[Records from a collection]
** Start **

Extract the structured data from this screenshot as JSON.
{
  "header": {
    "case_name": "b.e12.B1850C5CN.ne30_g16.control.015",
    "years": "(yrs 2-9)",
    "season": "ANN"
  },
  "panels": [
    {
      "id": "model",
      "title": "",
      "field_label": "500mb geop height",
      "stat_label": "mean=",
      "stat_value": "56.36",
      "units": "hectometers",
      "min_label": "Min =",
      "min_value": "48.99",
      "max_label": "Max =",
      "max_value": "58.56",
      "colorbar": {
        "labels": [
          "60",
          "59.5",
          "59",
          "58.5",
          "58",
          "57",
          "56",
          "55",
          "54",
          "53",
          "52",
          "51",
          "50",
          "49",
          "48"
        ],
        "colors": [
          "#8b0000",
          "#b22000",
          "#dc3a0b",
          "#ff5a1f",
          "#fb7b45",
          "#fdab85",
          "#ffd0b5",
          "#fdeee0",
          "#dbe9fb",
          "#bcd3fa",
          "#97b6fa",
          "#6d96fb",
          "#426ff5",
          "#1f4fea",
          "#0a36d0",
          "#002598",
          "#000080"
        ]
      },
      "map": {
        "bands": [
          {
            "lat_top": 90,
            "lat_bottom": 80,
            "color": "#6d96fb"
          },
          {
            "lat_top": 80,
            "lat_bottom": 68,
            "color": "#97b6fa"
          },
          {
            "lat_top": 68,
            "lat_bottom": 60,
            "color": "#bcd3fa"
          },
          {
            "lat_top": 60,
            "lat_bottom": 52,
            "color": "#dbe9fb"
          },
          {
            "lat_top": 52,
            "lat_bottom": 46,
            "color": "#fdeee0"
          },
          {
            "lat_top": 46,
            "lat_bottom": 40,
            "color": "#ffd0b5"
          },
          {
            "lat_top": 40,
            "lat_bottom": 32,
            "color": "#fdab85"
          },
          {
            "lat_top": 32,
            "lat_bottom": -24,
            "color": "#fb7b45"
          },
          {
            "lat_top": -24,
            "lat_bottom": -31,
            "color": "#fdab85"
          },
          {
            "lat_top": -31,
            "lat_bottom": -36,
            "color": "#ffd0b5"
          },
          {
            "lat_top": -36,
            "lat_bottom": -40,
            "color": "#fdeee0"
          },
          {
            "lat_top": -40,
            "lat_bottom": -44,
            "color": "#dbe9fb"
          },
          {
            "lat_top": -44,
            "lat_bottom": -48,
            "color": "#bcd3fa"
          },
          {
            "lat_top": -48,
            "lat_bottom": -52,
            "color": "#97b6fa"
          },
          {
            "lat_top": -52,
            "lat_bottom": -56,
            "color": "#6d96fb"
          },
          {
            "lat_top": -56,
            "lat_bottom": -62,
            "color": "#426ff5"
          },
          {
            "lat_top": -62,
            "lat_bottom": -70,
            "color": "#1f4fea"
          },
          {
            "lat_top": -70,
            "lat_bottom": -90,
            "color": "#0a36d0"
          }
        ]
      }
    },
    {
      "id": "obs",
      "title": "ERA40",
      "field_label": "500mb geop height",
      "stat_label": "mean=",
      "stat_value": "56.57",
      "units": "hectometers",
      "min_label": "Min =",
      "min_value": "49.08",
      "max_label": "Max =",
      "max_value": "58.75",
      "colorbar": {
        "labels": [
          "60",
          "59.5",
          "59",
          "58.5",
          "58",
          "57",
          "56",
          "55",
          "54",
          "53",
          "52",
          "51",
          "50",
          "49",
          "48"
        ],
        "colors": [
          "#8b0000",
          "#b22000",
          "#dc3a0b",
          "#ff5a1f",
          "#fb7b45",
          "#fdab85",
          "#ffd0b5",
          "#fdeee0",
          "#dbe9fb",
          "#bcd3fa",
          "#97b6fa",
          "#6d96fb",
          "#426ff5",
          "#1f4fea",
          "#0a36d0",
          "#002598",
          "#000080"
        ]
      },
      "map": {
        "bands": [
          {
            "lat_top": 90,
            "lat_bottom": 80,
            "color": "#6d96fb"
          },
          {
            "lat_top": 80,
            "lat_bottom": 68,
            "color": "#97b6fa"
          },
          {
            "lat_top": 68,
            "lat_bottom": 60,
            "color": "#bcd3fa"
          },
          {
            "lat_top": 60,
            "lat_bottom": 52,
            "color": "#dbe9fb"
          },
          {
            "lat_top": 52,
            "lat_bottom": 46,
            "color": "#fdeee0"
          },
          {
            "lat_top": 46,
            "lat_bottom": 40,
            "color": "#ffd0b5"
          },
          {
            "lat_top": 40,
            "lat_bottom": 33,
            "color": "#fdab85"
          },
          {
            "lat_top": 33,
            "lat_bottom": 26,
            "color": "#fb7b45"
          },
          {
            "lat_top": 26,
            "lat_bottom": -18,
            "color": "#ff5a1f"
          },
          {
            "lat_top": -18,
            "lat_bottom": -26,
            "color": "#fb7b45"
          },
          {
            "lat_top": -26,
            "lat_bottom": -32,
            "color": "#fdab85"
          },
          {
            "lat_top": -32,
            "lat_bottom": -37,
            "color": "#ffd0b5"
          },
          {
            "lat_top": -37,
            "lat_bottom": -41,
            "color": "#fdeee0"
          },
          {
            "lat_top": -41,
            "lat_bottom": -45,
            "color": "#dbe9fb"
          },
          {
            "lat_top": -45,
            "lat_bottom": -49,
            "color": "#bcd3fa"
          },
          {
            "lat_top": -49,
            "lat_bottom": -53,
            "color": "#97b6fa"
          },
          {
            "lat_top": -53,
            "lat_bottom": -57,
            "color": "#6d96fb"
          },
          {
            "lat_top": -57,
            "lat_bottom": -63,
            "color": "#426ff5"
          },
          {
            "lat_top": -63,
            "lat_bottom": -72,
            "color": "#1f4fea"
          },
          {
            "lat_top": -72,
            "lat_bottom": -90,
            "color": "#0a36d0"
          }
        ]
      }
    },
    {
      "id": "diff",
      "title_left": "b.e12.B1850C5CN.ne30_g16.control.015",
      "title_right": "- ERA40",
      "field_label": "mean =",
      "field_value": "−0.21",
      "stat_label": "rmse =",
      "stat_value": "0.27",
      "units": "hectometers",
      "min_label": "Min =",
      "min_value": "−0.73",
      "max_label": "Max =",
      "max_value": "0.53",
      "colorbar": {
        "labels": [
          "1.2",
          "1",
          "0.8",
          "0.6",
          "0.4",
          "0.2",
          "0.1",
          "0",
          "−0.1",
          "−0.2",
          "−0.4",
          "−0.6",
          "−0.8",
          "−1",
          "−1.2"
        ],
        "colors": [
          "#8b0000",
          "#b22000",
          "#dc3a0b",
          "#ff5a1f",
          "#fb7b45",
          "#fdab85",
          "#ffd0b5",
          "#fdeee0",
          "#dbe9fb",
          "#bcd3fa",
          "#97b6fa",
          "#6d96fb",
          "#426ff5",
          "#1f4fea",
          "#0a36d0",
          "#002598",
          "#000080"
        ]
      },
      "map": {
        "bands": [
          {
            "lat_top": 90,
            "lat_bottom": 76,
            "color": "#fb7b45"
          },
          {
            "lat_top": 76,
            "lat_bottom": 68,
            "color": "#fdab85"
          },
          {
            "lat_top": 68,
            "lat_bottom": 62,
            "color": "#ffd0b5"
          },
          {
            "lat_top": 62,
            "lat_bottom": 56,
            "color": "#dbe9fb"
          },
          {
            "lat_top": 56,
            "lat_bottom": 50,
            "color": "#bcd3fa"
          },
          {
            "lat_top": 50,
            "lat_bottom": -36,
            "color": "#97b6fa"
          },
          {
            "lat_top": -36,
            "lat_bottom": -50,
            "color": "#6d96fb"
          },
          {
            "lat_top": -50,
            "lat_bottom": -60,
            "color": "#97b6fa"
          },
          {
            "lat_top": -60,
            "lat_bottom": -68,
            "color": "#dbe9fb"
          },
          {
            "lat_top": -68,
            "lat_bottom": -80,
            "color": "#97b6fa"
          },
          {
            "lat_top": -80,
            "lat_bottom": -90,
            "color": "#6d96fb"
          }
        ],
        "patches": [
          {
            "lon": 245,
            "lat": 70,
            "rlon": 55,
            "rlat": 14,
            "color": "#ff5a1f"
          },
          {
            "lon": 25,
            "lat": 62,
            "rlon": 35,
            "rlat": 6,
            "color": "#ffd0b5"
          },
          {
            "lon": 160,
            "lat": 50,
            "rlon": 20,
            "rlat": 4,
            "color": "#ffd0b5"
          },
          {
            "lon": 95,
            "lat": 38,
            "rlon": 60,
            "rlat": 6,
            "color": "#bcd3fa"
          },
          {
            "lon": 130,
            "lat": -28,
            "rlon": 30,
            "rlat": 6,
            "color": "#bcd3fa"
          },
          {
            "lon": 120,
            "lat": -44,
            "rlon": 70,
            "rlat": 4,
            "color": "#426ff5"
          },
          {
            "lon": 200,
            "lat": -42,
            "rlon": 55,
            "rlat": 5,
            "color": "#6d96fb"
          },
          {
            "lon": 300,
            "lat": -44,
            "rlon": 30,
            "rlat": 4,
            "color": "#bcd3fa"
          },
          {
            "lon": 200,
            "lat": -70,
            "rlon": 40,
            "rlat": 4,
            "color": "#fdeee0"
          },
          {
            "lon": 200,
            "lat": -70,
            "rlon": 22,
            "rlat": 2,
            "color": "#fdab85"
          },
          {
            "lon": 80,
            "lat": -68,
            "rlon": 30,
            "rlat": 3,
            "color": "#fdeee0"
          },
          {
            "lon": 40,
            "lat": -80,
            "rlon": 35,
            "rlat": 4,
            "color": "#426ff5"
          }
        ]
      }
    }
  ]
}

** End **

STATED PROBLEM | In the listing, find all lines with the string "control" and copy them.

OUTPUT OF THE TASK |
    "case_name": "b.e12.B1850C5CN.ne30_g16.control.015",
      "title_left": "b.e12.B1850C5CN.ne30_g16.control.015",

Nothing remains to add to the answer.